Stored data
• • •
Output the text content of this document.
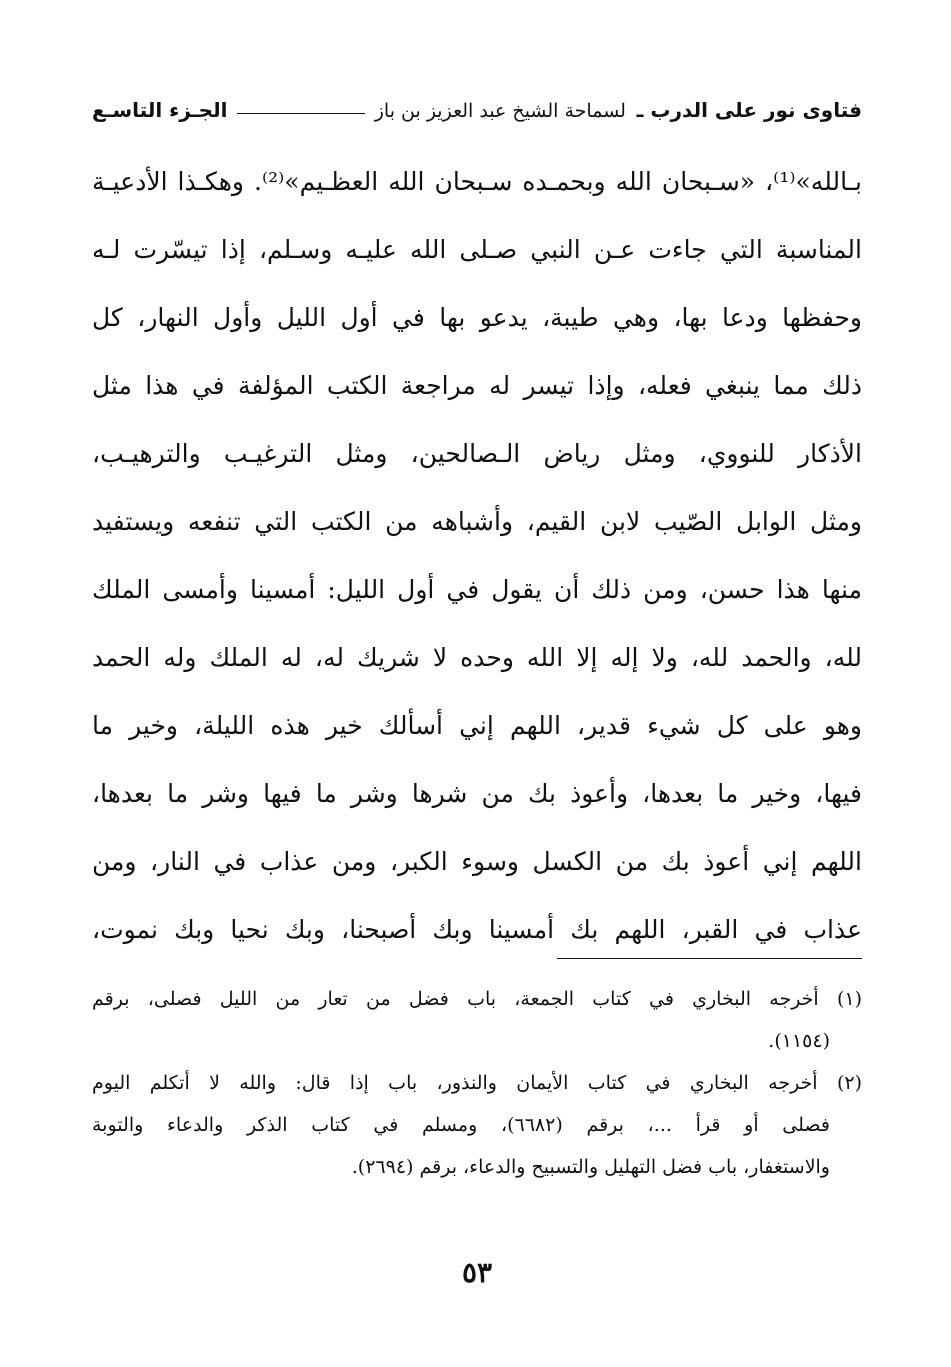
فتاوى نور على الدرب ـ لسماحة الشيخ عبد العزيز بن باز
الجـزء التاسـع
بـالله»⁽¹⁾، «سـبحان الله وبحمـده سـبحان الله العظـيم»⁽²⁾. وهكـذا الأدعيـة
المناسبة التي جاءت عـن النبي صـلى الله عليـه وسـلم، إذا تيسّرت لـه
وحفظها ودعا بها، وهي طيبة، يدعو بها في أول الليل وأول النهار، كل
ذلك مما ينبغي فعله، وإذا تيسر له مراجعة الكتب المؤلفة في هذا مثل
الأذكار للنووي، ومثل رياض الـصالحين، ومثل الترغيـب والترهيـب،
ومثل الوابل الصّيب لابن القيم، وأشباهه من الكتب التي تنفعه ويستفيد
منها هذا حسن، ومن ذلك أن يقول في أول الليل: أمسينا وأمسى الملك
لله، والحمد لله، ولا إله إلا الله وحده لا شريك له، له الملك وله الحمد
وهو على كل شيء قدير، اللهم إني أسألك خير هذه الليلة، وخير ما
فيها، وخير ما بعدها، وأعوذ بك من شرها وشر ما فيها وشر ما بعدها،
اللهم إني أعوذ بك من الكسل وسوء الكبر، ومن عذاب في النار، ومن
عذاب في القبر، اللهم بك أمسينا وبك أصبحنا، وبك نحيا وبك نموت،
(١) أخرجه البخاري في كتاب الجمعة، باب فضل من تعار من الليل فصلى، برقم
(١١٥٤).
(٢) أخرجه البخاري في كتاب الأيمان والنذور، باب إذا قال: والله لا أتكلم اليوم
فصلى أو قرأ ...، برقم (٦٦٨٢)، ومسلم في كتاب الذكر والدعاء والتوبة
والاستغفار، باب فضل التهليل والتسبيح والدعاء، برقم (٢٦٩٤).
٥٣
• • •
■ What this task involves: Extract lines where the string "والدعاء" occurs.

■ Solution for this problem:
فصلى أو قرأ ...، برقم (٦٦٨٢)، ومسلم في كتاب الذكر والدعاء والتوبة
والاستغفار، باب فضل التهليل والتسبيح والدعاء، برقم (٢٦٩٤).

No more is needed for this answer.